▸ **Pedido A**
No texto sobre o barracão, quantos filhos dona Hilda criou sozinha?

▸ **Texto para ler**
============================================================

Vez em quando, aproveitava a oportunidade, pra visitar minha amiga telefonista,Eunice, filha da Edite ´´costureira de mão cheia´´,que morava perto da marcenaria do primo Dirceu, irmão da prima Sirlene.


Publicado por Memórias de uma abelhinha de Irati em 26/02/2017 às 11h53
 
25/02/2017 21h41
O barracão...

Quantas histórias couberam ali,naquele barracão da fábrica do Aleixo.
Era tão grande,que ao circular por ele,parecia não ter fim,com seus trilhos de vagonetes,que vez em quando carregavam a criançada,em direção á serraria.
Não foram poucas as vêzes que tambem fiz essa proesa, sem imaginar o perigo que rondava, caso descarrilhasse.
Gostava muito de sentar-me sôbre uma pilha de madeiras,pra ver tudo lá do alto, enquanto não chegava um novo caminhão de outras serrarias,pra ali descarregar.
Vez e outra, pairava ali um ar festivo, quando então chegavam não sei de onde,um grupo de ciganos ou bugres,que ali acampavam, tornando nosso pequeno Bairro aldeia mais alegre, saindo da monotonia...
Eles dançavam e cantavam até altas horas, como se nada os incomodasse e não tivessem problema algum.
Ali também era o ponto de encontro dos casais enamorados, que na inocência dos anos 60, davam as mãos, com certa timidez e muito brilho no olhar, como a querer dizer que já era o bastante.
Muitos ali marcavam se encontrar  pra trocar ''gibis'', como faziam o João Pedro e Orlando, os filhos da dona Hilda,uma mulher valorosa, que criou sozinha seus 6 filhos com o pouco recurso que ganhava, escolhendo batatas nas Cerealistas.
Tambem eu, costumava emprestar revistas da Lurdinha da ´´nhá Rosinha´´,uma valente baixinha,que sofria as consequências de um marido alcólatra, o seu Quinzinho.
Em dezembro de 1961, quase perto do natal, ocorreu o grande incêndio do Gran Circo Americano em Niterói, e a manchete na revista O Cruzeiro, passou de mão em mão ali naquele barracão.

============================================================

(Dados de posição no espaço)
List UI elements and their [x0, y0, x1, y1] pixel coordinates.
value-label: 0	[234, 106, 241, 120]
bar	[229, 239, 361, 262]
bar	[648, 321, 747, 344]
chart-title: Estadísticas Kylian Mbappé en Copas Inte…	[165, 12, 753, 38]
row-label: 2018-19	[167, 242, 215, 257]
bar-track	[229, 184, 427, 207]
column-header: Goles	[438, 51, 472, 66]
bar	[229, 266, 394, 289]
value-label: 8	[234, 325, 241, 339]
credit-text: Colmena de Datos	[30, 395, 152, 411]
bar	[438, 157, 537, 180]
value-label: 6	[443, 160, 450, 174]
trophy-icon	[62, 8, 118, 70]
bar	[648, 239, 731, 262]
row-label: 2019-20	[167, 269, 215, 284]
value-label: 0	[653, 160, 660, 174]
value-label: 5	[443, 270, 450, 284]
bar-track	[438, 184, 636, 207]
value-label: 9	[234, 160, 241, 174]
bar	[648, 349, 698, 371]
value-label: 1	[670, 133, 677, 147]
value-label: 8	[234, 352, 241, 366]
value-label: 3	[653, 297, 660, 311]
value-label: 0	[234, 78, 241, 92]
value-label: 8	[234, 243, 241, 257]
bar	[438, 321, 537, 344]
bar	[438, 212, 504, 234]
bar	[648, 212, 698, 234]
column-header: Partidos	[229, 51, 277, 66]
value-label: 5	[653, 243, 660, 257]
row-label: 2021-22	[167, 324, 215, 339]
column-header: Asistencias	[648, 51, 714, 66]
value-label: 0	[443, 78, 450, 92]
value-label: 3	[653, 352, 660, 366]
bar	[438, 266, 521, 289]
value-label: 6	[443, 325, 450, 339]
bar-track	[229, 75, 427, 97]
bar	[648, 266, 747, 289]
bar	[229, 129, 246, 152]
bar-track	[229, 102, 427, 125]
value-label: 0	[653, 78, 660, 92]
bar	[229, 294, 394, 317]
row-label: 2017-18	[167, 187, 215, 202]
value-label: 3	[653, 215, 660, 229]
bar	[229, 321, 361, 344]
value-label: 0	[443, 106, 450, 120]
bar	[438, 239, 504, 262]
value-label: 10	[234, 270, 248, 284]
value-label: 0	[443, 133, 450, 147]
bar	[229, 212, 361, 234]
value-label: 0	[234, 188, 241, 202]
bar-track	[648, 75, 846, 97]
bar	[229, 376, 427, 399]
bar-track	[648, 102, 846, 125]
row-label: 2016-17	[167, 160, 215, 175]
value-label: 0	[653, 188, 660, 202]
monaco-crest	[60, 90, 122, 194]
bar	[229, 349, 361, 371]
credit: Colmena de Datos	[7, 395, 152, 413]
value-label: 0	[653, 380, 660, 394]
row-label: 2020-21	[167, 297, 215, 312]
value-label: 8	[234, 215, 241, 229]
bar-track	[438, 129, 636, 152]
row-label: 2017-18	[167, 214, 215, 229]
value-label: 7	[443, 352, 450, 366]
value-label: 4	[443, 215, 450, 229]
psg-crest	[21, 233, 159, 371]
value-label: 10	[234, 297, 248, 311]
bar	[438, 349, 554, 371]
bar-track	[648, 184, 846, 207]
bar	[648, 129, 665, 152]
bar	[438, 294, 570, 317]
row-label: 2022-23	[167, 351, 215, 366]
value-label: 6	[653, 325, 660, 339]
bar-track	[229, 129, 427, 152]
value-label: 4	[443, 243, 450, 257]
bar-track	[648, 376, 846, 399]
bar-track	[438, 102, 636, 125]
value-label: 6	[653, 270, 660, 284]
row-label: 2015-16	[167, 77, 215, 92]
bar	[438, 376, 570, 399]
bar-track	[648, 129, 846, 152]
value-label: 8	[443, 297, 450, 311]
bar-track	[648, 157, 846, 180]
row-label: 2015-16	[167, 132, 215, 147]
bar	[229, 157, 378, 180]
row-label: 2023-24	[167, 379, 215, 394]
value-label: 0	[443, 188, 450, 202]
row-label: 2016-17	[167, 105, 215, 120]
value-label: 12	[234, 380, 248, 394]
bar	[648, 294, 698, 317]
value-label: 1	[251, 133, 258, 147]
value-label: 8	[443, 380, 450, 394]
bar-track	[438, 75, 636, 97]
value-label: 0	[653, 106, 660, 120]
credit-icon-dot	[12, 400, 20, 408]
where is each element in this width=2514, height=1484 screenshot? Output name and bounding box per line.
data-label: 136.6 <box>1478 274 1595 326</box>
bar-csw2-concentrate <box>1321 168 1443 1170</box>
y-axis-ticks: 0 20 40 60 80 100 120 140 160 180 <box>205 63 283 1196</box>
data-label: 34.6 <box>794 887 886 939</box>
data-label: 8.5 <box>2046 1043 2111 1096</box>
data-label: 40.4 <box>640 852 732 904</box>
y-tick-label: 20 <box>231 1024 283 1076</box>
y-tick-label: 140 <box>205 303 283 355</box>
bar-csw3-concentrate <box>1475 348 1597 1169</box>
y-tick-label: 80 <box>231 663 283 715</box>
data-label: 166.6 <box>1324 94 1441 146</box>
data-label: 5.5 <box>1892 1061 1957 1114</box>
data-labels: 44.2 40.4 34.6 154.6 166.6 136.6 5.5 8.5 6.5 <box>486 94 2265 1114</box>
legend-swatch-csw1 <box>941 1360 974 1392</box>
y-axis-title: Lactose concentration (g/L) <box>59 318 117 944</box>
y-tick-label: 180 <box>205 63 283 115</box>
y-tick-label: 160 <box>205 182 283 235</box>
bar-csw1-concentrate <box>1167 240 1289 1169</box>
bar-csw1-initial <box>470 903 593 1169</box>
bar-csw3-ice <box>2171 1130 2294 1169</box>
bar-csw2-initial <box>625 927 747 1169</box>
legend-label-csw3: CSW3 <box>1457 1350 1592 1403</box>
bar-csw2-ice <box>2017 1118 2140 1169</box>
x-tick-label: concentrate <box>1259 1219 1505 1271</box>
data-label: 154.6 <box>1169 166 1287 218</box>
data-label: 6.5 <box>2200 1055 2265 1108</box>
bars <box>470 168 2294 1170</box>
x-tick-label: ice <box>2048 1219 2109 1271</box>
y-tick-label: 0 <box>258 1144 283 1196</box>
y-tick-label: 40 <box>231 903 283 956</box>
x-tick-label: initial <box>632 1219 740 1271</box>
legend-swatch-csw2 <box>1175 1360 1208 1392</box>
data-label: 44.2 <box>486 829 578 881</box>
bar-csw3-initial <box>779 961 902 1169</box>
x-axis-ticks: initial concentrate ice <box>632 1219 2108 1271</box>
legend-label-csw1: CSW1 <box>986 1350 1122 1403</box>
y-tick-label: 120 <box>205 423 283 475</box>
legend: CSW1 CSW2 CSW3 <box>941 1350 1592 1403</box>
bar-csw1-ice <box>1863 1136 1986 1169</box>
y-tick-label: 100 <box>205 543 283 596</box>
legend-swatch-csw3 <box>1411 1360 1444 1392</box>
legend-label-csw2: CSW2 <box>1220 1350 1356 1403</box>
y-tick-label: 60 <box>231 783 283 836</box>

============================================================

▸ **Pedido B**
Copie, sem mudar nada, o trecho dos registros que vai do início até a linha que contém "269, 215, 284]", incluindo essa linha.

▸ **Resposta certa A**
Seis filhos.

▸ **Resposta certa B**
List UI elements and their [x0, y0, x1, y1] pixel coordinates.
value-label: 0	[234, 106, 241, 120]
bar	[229, 239, 361, 262]
bar	[648, 321, 747, 344]
chart-title: Estadísticas Kylian Mbappé en Copas Inte…	[165, 12, 753, 38]
row-label: 2018-19	[167, 242, 215, 257]
bar-track	[229, 184, 427, 207]
column-header: Goles	[438, 51, 472, 66]
bar	[229, 266, 394, 289]
value-label: 8	[234, 325, 241, 339]
credit-text: Colmena de Datos	[30, 395, 152, 411]
bar	[438, 157, 537, 180]
value-label: 6	[443, 160, 450, 174]
trophy-icon	[62, 8, 118, 70]
bar	[648, 239, 731, 262]
row-label: 2019-20	[167, 269, 215, 284]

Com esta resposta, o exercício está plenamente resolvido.